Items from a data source
━━━━━━━━
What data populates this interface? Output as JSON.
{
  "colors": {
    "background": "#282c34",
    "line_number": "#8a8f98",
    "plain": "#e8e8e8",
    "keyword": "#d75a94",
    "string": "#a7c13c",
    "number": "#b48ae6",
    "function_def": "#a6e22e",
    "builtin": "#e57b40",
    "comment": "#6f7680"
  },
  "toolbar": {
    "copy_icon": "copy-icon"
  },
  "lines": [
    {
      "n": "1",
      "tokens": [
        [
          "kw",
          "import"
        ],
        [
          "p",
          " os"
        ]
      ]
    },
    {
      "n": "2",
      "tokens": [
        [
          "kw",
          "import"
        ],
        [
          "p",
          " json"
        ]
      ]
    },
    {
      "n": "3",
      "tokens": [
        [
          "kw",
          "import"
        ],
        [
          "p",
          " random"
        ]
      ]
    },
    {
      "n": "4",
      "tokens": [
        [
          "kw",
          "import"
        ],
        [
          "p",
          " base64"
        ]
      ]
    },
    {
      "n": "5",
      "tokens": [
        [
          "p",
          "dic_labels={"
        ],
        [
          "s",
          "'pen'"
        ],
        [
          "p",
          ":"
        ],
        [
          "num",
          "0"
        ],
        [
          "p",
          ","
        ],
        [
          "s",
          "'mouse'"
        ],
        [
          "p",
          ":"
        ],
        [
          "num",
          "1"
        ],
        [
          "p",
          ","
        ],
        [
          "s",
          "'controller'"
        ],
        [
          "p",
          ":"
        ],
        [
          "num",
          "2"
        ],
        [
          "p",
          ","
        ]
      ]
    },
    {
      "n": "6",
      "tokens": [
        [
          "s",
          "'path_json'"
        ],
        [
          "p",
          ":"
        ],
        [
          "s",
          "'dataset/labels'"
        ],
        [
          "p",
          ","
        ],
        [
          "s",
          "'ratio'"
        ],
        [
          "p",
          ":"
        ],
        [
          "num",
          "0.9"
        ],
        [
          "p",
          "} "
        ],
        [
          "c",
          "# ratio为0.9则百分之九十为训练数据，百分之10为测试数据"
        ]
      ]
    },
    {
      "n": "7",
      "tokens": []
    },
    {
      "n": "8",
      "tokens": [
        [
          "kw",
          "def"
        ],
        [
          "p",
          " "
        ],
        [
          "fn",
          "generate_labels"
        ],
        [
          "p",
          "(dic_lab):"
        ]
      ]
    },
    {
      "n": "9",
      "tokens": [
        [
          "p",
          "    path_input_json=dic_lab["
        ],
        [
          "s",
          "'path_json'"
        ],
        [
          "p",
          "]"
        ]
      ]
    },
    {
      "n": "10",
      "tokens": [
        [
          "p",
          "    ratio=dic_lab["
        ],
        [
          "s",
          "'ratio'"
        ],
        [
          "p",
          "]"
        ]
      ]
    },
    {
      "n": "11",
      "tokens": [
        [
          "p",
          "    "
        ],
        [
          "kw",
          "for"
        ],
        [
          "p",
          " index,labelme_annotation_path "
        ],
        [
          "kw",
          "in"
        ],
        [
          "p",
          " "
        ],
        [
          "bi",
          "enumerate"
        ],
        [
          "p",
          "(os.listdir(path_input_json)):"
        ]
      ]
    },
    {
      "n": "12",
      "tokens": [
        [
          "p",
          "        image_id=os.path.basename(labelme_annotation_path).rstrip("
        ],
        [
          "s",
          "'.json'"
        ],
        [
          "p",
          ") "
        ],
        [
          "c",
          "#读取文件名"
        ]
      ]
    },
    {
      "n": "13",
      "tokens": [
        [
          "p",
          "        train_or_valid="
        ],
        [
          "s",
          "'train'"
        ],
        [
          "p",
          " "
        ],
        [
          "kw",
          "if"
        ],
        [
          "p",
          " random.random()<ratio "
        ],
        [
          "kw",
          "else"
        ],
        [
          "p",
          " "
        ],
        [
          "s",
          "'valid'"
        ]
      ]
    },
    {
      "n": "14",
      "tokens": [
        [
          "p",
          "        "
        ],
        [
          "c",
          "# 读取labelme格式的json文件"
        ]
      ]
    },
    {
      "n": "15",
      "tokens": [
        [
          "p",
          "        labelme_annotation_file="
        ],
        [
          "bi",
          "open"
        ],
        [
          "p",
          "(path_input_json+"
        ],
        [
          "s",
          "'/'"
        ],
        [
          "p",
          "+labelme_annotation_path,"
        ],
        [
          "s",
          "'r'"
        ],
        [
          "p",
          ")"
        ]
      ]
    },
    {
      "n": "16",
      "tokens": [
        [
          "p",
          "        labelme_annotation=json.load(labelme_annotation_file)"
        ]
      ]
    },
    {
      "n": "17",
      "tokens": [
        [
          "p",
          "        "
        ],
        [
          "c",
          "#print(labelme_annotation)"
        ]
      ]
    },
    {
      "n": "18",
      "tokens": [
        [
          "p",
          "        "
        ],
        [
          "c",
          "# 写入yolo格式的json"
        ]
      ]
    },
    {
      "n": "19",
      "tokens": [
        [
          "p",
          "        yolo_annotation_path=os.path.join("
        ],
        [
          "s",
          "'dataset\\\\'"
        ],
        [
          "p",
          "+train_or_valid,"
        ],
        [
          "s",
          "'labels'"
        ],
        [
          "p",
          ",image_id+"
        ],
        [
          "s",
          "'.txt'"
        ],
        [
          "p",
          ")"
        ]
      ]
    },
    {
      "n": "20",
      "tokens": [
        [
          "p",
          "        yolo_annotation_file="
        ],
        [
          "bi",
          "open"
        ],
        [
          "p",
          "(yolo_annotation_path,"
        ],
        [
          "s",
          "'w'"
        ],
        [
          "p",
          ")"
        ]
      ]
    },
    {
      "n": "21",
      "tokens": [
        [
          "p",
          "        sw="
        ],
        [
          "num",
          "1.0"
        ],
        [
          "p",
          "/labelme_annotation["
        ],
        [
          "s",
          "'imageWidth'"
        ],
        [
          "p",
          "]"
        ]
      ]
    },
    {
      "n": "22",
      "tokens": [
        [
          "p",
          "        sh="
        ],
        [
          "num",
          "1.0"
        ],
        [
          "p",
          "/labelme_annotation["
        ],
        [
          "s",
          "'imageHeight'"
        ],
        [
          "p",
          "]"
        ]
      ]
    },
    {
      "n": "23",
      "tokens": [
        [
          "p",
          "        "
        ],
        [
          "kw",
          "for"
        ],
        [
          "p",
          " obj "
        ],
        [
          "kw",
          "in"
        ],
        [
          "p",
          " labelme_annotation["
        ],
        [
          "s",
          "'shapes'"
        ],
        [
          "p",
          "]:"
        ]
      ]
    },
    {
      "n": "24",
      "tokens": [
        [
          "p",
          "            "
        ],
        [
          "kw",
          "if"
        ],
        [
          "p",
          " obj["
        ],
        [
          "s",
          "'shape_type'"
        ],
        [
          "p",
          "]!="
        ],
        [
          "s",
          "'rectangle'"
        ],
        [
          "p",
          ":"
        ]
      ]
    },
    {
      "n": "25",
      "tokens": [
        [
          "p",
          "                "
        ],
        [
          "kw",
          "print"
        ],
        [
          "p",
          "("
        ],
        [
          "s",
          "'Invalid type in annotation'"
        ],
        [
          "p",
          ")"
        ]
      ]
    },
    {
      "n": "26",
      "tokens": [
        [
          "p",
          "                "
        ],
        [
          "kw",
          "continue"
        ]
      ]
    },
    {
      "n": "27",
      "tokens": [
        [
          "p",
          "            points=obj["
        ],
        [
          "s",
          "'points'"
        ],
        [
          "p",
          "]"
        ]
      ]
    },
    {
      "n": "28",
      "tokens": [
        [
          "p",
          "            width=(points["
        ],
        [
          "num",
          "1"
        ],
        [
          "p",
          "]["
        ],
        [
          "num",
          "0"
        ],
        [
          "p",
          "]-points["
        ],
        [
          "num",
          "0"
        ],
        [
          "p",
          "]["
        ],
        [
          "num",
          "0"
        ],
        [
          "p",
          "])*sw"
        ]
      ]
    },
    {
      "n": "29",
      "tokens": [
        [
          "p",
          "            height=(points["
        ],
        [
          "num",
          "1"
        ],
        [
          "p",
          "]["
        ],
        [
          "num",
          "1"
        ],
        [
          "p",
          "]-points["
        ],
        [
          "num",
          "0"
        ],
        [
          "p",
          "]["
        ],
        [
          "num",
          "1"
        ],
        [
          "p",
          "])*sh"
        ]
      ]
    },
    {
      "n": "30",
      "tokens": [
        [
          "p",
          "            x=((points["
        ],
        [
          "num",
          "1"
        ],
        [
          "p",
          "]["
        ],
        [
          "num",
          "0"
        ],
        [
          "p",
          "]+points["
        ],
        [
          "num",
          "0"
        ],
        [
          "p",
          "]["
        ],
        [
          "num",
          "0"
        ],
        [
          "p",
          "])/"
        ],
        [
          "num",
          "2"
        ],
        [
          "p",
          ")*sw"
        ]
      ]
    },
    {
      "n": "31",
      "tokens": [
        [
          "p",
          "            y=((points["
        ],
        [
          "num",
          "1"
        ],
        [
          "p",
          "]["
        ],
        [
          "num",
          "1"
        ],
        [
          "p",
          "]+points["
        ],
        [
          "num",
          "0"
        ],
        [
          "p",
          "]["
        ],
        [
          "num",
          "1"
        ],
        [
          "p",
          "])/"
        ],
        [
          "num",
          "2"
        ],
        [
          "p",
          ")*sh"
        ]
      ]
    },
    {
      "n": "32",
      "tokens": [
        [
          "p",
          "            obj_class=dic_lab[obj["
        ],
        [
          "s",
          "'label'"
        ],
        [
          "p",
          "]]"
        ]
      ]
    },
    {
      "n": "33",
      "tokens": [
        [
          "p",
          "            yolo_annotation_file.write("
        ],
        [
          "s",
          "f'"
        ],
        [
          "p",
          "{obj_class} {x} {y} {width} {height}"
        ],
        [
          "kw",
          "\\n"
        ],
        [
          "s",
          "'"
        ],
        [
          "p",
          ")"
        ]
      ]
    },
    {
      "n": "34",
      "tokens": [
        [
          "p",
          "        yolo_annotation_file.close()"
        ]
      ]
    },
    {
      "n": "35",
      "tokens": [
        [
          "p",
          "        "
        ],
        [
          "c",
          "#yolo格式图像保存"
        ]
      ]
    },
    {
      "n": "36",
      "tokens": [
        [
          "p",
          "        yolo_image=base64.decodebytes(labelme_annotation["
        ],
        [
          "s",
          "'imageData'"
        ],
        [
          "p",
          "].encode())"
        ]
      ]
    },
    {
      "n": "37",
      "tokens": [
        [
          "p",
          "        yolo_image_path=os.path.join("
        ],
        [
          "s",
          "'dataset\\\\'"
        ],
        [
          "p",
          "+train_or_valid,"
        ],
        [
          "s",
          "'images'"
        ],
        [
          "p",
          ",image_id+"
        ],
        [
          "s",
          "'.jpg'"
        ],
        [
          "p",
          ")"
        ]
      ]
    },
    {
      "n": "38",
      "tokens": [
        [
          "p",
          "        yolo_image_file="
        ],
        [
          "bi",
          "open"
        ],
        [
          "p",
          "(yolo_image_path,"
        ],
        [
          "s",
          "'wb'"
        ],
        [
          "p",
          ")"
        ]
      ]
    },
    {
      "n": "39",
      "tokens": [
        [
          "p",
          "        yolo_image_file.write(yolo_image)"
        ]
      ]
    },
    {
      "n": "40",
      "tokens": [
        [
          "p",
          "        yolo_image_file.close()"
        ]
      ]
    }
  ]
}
━━━━━━━━
Given request.
Which lines include the word "close"? List them all.

Output.
          "        yolo_annotation_file.close()"
          "        yolo_image_file.close()"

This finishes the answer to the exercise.